>> BEGIN GIVEN TEXT

British-Ukrainian entrepreneur (born 1983)

Vladyslav Yatsenko (Владислав Яценко; born August 1983) is a British entrepreneur and software engineer of Ukrainian origin. He is the Co-Founder and Chief Technology Officer (CTO) of the FinTech Company Revolut.

As of July 2026, Forbes ranked him as the 1,913th wealthiest person in the world, with a net worth of US$2.2 billion. He was one of six Ukrainian billionaires in 2026.

==Early life and education==
Yatsenko was born in East Germany to a career officer in the Soviet armed forces. After the dissolution of the Soviet Union, his family moved to the city of Yuzhne (now Pivdenne) near Odesa.

In 2000, he enrolled in the Faculty of Computer Science at Petro Mohyla Mykolaiv State University (now Petro Mohyla Black Sea National University). While studying, he worked as a computer lab administrator
to access the university's computers and the internet. He graduated with honours in 2006.

Yatsenko has said he started programming at around age 15 and, because he had limited access to computers, initially practiced coding on paper.

==Career==
After graduating, Yatsenko worked as a developer in the Kraków office of Polish company Comarch, and in 2010 moved to London to become a senior developer at UBS. He later worked at Deutsche Bank and Credit Suisse.

While at Credit Suisse, Yatsenko met financier Nik Storonsky, who invited him to co-found a new project, Revolut, which initially offered a multi-currency card with favourable exchange rates. Revolut was launched in 2015. At launch, Yatsenko received 20% of the company, while Storonsky retained 80%.

As of 2020, Forbes Ukraine reported that, as CTO, Yatsenko led a team of around 500 programmers. Business Insider reported that he usually prefers to stay out of the spotlight and rarely gives interviews.

In July 2021, Forbes Ukraine, citing PitchBook data, reported that as of December 2020 Yatsenko held around 3.97% of the company's shares. After an investment round valuing the company at $33 billion, his stake may have fallen to about 3.87%. In November 2025, Revolut said it had completed a secondary share sale valuing the company at $75 billion.

==Wealth==
In 2025, The Sunday Times Rich List estimated Yatsenko's wealth at £1.025 billion.. In 2025, Forbes estimated his net worth at $1.2 billion.

==Philanthropy==
In November 2021, Yatsenko donated €100,000 to The Late Late Toy Show Appeal and said he would match further donations made via Revolut (up to €1 million).

After the start of the full-scale Russian invasion of Ukraine, Yatsenko publicly spoke against the war, and Revolut donated £1.5 million to the Red Cross.

==Personal life==
Yatsenko lives in London. He holds Ukrainian and British citizenship.

Forbes Ukraine reported that Yatsenko is married and has two children.

>> END GIVEN TEXT

• **GOAL A**: According to the Yatsenko biography, in what year was Revolut launched?

>> BEGIN GIVEN INFORMATION

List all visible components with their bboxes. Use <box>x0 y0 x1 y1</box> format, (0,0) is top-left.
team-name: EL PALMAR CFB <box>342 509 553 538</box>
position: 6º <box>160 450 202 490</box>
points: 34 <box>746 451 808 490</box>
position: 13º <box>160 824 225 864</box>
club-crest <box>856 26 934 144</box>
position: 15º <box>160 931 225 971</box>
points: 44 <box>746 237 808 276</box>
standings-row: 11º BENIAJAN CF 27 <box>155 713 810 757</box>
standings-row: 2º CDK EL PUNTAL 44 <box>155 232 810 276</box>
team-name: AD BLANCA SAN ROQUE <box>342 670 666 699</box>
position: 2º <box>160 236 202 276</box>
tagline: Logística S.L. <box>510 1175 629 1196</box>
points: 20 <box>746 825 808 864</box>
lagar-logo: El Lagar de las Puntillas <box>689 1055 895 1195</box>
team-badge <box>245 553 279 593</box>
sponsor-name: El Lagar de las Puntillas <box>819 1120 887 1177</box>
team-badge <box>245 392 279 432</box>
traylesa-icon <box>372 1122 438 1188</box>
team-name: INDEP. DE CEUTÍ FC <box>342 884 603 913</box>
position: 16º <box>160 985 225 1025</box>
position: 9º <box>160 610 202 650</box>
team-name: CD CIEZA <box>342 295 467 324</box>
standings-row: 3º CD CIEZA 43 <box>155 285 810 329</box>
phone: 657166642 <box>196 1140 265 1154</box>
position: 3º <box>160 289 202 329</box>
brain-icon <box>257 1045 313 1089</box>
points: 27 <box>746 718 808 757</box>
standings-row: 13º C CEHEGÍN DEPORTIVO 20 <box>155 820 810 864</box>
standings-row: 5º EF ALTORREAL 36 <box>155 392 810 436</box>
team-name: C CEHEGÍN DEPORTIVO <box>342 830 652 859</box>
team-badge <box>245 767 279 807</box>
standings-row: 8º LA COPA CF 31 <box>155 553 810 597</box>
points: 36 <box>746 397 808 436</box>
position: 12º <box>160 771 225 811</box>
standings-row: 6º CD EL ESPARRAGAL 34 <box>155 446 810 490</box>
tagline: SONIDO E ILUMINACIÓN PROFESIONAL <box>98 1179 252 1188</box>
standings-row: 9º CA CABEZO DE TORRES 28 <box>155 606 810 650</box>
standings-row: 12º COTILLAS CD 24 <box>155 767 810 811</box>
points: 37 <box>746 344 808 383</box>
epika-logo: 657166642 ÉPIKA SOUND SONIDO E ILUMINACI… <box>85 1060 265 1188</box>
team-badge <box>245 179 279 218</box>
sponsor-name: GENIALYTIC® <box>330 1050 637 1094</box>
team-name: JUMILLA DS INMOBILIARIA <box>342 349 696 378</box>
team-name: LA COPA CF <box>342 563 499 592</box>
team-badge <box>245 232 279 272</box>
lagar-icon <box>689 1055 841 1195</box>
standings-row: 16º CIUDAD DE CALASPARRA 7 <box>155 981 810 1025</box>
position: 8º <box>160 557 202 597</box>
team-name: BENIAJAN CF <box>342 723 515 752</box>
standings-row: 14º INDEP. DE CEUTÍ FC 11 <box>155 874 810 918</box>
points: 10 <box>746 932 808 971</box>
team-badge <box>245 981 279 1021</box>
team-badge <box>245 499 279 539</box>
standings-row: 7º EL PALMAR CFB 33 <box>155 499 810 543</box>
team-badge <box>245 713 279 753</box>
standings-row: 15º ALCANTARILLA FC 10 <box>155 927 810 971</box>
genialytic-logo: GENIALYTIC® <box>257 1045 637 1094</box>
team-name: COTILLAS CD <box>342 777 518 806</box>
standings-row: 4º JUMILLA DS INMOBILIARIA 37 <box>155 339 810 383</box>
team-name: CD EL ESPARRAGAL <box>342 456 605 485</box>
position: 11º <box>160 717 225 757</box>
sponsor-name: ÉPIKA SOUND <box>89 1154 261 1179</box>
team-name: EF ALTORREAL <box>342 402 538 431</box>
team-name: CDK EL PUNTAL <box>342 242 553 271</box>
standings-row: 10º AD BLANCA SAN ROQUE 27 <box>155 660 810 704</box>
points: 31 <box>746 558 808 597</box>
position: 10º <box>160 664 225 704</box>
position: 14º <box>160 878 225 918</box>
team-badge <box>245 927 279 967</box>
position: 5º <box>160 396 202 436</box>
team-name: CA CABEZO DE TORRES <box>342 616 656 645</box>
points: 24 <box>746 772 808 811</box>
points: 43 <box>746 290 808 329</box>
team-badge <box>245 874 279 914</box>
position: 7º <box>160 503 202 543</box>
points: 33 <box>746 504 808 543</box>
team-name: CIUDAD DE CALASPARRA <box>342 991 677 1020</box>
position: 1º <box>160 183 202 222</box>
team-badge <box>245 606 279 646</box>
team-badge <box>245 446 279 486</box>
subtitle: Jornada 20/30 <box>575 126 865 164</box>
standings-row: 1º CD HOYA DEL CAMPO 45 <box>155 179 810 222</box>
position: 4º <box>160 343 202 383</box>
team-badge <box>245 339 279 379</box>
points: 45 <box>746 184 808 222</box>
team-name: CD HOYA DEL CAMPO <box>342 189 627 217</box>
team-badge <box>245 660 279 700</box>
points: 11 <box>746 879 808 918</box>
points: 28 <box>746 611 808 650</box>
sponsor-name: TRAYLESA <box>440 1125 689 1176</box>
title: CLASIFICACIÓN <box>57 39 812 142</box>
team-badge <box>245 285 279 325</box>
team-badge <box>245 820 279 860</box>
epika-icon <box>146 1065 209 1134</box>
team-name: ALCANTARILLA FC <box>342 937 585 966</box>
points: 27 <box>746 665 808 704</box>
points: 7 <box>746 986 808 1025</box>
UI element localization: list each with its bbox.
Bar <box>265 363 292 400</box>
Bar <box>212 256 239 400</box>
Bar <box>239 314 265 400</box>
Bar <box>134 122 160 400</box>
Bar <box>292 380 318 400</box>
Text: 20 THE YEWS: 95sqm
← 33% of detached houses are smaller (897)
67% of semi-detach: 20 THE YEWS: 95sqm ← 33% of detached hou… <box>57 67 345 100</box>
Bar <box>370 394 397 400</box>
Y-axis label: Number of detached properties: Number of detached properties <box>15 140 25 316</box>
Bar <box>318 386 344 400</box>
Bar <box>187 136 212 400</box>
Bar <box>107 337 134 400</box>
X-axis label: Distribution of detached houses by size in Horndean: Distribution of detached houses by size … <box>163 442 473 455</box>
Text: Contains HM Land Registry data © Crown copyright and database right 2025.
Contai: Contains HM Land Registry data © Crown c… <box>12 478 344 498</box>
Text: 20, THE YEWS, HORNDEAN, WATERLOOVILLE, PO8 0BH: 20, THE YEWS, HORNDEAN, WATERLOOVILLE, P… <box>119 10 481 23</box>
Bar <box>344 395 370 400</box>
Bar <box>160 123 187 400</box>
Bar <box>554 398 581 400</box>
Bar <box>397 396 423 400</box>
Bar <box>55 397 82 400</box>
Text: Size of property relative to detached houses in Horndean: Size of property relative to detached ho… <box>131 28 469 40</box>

>> END GIVEN INFORMATION

• **GOAL B**: Quote the listing from its first line through the line that contains "club-crest <box>856 26 934 144</box>", including both ends.

• **EXERCISE SOLUTION A**: 2015

• **EXERCISE SOLUTION B**:
List all visible components with their bboxes. Use <box>x0 y0 x1 y1</box> format, (0,0) is top-left.
team-name: EL PALMAR CFB <box>342 509 553 538</box>
position: 6º <box>160 450 202 490</box>
points: 34 <box>746 451 808 490</box>
position: 13º <box>160 824 225 864</box>
club-crest <box>856 26 934 144</box>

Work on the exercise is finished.